→ What to produce
Locate the string "text" in the records below. Copy every line where it occurs.
********
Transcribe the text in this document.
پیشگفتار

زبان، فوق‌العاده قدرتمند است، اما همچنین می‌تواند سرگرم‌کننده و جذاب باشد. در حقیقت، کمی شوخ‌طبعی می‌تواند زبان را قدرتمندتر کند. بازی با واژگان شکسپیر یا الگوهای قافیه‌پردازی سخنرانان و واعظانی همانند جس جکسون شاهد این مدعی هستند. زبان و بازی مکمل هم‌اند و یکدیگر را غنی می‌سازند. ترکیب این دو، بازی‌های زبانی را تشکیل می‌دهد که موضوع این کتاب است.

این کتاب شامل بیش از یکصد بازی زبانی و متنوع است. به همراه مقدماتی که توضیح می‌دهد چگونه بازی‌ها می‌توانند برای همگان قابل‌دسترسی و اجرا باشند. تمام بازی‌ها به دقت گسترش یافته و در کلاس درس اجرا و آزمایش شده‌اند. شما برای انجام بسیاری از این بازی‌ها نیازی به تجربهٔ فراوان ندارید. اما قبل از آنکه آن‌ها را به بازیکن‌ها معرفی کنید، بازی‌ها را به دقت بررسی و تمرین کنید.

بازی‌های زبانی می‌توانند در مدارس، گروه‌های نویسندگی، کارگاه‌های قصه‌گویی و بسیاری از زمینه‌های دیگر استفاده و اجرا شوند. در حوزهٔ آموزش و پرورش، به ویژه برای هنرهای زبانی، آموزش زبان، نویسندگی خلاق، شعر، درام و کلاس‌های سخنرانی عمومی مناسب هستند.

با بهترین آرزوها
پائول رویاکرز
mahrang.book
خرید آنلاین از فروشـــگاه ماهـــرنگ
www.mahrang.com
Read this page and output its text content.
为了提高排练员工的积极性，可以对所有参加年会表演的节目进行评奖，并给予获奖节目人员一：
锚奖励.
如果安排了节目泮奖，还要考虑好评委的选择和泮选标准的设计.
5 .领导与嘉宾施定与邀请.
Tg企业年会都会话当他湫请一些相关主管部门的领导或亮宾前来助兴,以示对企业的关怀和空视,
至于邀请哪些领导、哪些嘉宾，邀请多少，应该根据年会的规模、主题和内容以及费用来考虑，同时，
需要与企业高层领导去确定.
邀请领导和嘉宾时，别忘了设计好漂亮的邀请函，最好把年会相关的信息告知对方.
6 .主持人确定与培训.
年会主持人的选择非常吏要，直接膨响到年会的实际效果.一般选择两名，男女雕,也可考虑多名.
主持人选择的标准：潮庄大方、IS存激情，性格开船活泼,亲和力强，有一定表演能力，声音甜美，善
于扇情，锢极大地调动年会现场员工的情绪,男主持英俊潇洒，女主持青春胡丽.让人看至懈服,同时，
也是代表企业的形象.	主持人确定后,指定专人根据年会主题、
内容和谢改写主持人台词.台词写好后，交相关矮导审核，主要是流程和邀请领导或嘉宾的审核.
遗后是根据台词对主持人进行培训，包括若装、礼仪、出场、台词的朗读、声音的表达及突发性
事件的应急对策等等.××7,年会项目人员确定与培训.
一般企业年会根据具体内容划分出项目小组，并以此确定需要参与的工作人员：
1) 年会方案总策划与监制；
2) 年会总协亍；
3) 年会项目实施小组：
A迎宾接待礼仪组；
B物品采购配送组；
********
→ Response for this exercise
Transcribe the text in this document.
Read this page and output its text content.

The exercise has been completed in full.